EXERCISE OBJECTIVE: Which lines have the string "image"? Copy all of them from the entries below.

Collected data
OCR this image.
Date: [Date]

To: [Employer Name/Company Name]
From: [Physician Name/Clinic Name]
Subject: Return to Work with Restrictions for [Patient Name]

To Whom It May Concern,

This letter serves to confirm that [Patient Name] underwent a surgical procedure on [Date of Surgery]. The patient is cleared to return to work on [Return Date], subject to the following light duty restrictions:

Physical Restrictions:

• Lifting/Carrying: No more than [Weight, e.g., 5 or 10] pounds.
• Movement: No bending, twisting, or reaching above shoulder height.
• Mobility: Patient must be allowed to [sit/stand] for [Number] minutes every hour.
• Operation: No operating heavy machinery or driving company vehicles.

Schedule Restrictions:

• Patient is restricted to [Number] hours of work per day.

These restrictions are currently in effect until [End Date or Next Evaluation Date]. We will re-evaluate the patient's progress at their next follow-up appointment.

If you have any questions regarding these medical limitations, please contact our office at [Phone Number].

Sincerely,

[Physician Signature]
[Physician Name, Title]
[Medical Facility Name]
---
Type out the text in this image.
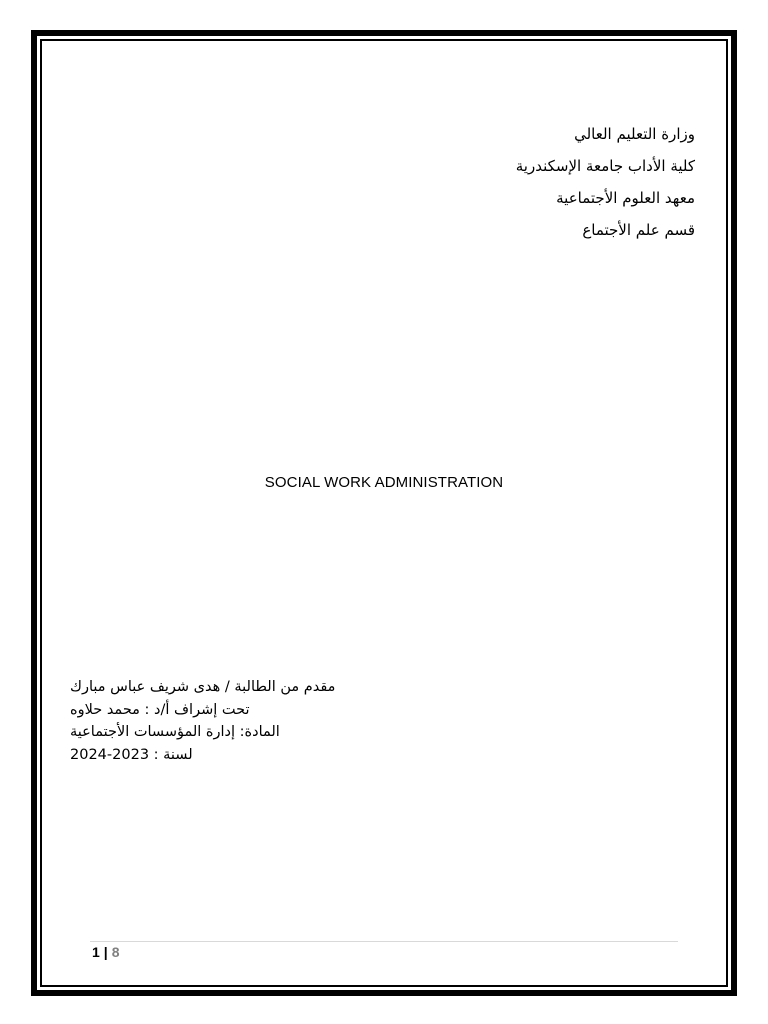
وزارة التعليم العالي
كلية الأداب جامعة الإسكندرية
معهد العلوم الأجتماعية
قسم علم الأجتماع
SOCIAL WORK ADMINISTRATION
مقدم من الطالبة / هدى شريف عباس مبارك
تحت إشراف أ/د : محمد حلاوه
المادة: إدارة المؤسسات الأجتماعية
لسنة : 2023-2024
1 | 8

OUTPUT FOR THIS TASK:
OCR this image.
Type out the text in this image.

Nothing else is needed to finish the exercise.